Exactly as written, quote every line that follows, skipping the images.
____________
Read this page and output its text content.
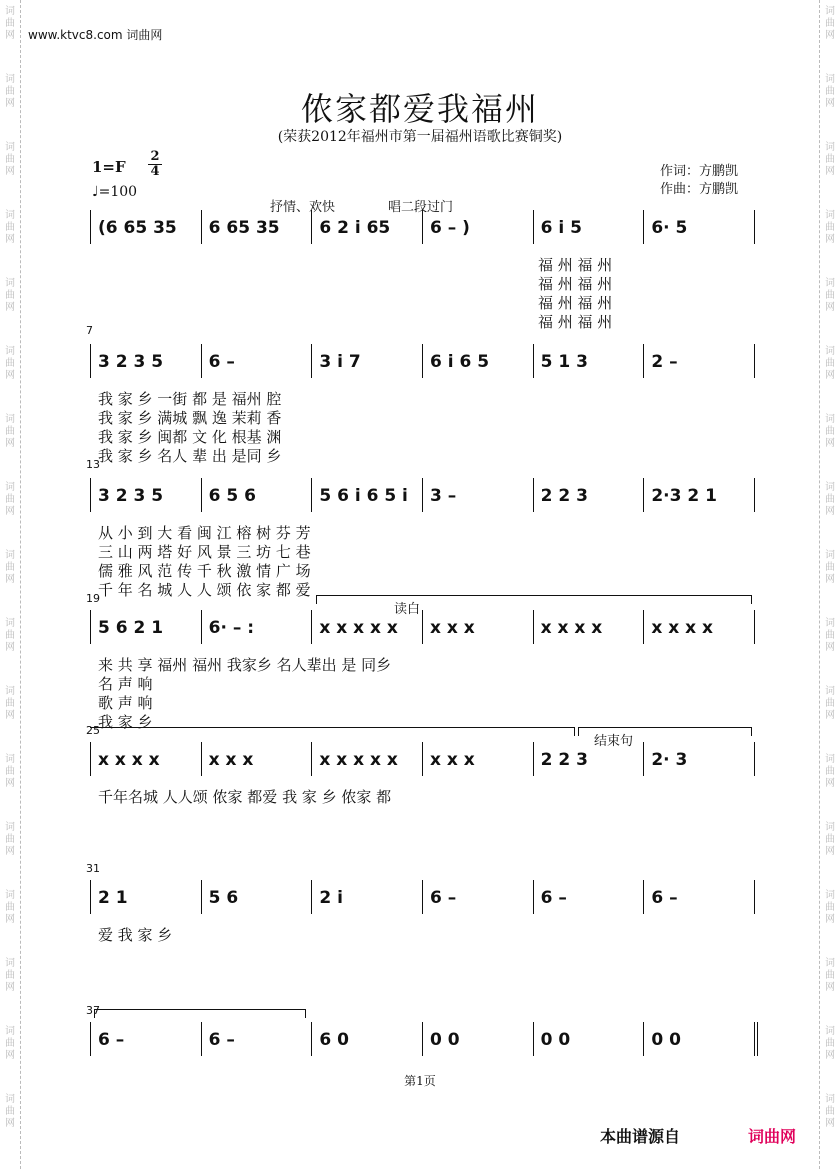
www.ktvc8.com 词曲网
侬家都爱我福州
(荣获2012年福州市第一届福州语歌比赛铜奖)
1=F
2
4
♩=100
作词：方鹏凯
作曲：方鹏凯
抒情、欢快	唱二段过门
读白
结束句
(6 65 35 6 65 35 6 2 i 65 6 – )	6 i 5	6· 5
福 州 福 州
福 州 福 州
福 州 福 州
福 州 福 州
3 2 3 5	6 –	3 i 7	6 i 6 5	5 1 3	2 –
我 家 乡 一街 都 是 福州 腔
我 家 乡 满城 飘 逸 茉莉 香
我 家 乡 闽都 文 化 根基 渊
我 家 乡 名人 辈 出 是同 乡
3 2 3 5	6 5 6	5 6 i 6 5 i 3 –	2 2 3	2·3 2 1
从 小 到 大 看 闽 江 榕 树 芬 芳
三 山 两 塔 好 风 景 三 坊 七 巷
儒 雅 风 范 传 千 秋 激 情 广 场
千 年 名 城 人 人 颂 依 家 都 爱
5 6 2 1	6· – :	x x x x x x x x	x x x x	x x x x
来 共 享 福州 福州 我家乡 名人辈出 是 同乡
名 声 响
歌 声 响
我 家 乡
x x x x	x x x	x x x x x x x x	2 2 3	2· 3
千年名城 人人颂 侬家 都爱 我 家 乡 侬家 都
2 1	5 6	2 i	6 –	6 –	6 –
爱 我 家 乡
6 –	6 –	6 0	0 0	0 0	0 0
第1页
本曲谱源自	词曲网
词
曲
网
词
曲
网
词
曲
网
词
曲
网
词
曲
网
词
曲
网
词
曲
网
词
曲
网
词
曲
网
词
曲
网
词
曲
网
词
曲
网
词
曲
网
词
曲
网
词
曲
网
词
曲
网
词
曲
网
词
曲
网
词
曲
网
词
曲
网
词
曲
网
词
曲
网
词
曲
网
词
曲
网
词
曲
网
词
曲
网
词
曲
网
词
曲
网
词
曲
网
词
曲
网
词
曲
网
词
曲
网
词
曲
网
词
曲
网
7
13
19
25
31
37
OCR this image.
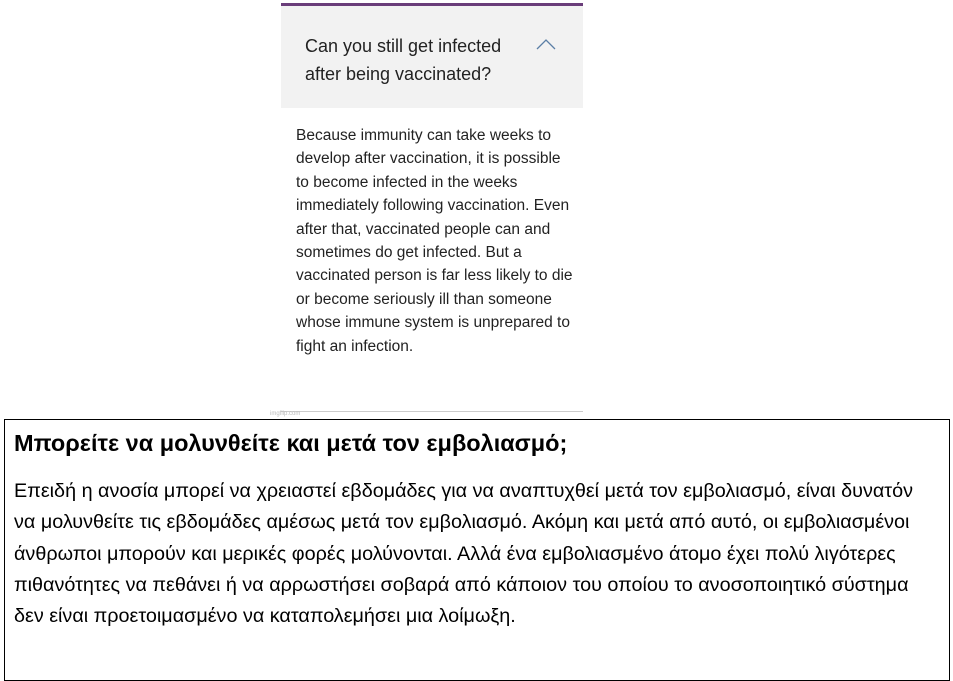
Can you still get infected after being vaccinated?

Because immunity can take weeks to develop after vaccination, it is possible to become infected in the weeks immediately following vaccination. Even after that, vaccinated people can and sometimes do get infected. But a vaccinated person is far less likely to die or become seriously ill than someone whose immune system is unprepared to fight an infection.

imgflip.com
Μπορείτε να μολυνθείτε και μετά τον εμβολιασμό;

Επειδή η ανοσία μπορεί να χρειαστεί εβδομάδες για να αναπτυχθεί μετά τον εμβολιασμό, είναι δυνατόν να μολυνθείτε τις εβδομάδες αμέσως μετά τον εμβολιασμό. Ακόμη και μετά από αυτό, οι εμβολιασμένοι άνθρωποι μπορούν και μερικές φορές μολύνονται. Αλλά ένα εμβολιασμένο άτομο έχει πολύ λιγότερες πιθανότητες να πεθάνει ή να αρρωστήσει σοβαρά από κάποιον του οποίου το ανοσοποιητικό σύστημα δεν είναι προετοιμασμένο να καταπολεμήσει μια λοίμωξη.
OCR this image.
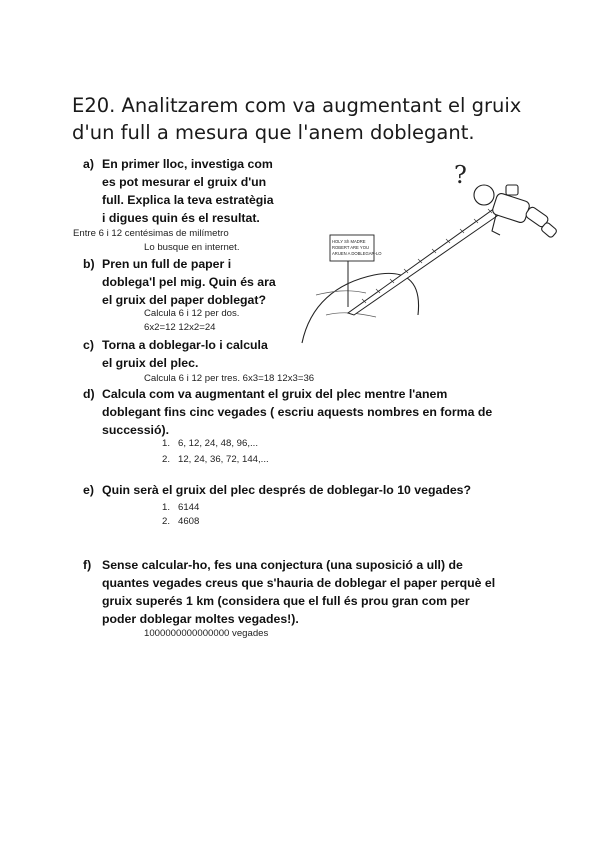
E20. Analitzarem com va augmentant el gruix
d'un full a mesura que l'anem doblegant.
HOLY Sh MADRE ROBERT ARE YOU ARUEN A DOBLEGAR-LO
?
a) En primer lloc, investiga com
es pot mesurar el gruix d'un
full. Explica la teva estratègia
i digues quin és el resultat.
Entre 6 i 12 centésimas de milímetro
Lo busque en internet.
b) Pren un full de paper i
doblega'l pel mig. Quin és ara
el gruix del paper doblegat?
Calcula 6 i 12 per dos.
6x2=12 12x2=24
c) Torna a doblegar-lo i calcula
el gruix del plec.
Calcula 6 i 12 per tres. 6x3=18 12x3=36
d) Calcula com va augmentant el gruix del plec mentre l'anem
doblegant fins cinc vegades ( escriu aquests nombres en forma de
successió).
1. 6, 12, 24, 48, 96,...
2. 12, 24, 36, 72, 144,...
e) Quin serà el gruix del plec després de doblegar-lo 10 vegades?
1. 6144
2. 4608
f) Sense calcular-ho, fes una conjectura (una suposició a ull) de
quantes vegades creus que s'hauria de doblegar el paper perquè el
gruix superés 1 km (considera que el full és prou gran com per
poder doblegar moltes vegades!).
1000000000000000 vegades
____________
■ Written response
Read this page and output its text content.
www.ktvc8.com 词曲网
侬家都爱我福州
(荣获2012年福州市第一届福州语歌比赛铜奖)
1=F
2
4
♩=100
作词：方鹏凯
作曲：方鹏凯
抒情、欢快	唱二段过门
读白
结束句
(6 65 35 6 65 35 6 2 i 65 6 – )	6 i 5	6· 5
福 州 福 州
福 州 福 州
福 州 福 州
福 州 福 州
3 2 3 5	6 –	3 i 7	6 i 6 5	5 1 3	2 –
我 家 乡 一街 都 是 福州 腔
我 家 乡 满城 飘 逸 茉莉 香
我 家 乡 闽都 文 化 根基 渊
我 家 乡 名人 辈 出 是同 乡
3 2 3 5	6 5 6	5 6 i 6 5 i 3 –	2 2 3	2·3 2 1
从 小 到 大 看 闽 江 榕 树 芬 芳
三 山 两 塔 好 风 景 三 坊 七 巷
儒 雅 风 范 传 千 秋 激 情 广 场
千 年 名 城 人 人 颂 依 家 都 爱
5 6 2 1	6· – :	x x x x x x x x	x x x x	x x x x
来 共 享 福州 福州 我家乡 名人辈出 是 同乡
名 声 响
歌 声 响
我 家 乡
x x x x	x x x	x x x x x x x x	2 2 3	2· 3
千年名城 人人颂 侬家 都爱 我 家 乡 侬家 都
2 1	5 6	2 i	6 –	6 –	6 –
爱 我 家 乡
6 –	6 –	6 0	0 0	0 0	0 0
第1页
本曲谱源自	词曲网
词
曲
网
词
曲
网
词
曲
网
词
曲
网
词
曲
网
词
曲
网
词
曲
网
词
曲
网
词
曲
网
词
曲
网
词
曲
网
词
曲
网
词
曲
网
词
曲
网
词
曲
网
词
曲
网
词
曲
网
词
曲
网
词
曲
网
词
曲
网
词
曲
网
词
曲
网
词
曲
网
词
曲
网
词
曲
网
词
曲
网
词
曲
网
词
曲
网
词
曲
网
词
曲
网
词
曲
网
词
曲
网
词
曲
网
词
曲
网
7
13
19
25
31
37
OCR this image.
Can you still get infected after being vaccinated?

Because immunity can take weeks to develop after vaccination, it is possible to become infected in the weeks immediately following vaccination. Even after that, vaccinated people can and sometimes do get infected. But a vaccinated person is far less likely to die or become seriously ill than someone whose immune system is unprepared to fight an infection.

imgflip.com
Μπορείτε να μολυνθείτε και μετά τον εμβολιασμό;

Επειδή η ανοσία μπορεί να χρειαστεί εβδομάδες για να αναπτυχθεί μετά τον εμβολιασμό, είναι δυνατόν να μολυνθείτε τις εβδομάδες αμέσως μετά τον εμβολιασμό. Ακόμη και μετά από αυτό, οι εμβολιασμένοι άνθρωποι μπορούν και μερικές φορές μολύνονται. Αλλά ένα εμβολιασμένο άτομο έχει πολύ λιγότερες πιθανότητες να πεθάνει ή να αρρωστήσει σοβαρά από κάποιον του οποίου το ανοσοποιητικό σύστημα δεν είναι προετοιμασμένο να καταπολεμήσει μια λοίμωξη.
OCR this image.
E20. Analitzarem com va augmentant el gruix
d'un full a mesura que l'anem doblegant.
HOLY Sh MADRE ROBERT ARE YOU ARUEN A DOBLEGAR-LO
?
a) En primer lloc, investiga com
es pot mesurar el gruix d'un
full. Explica la teva estratègia
i digues quin és el resultat.
Entre 6 i 12 centésimas de milímetro
Lo busque en internet.
b) Pren un full de paper i
doblega'l pel mig. Quin és ara
el gruix del paper doblegat?
Calcula 6 i 12 per dos.
6x2=12 12x2=24
c) Torna a doblegar-lo i calcula
el gruix del plec.
Calcula 6 i 12 per tres. 6x3=18 12x3=36
d) Calcula com va augmentant el gruix del plec mentre l'anem
doblegant fins cinc vegades ( escriu aquests nombres en forma de
successió).
1. 6, 12, 24, 48, 96,...
2. 12, 24, 36, 72, 144,...
e) Quin serà el gruix del plec després de doblegar-lo 10 vegades?
1. 6144
2. 4608
f) Sense calcular-ho, fes una conjectura (una suposició a ull) de
quantes vegades creus que s'hauria de doblegar el paper perquè el
gruix superés 1 km (considera que el full és prou gran com per
poder doblegar moltes vegades!).
1000000000000000 vegades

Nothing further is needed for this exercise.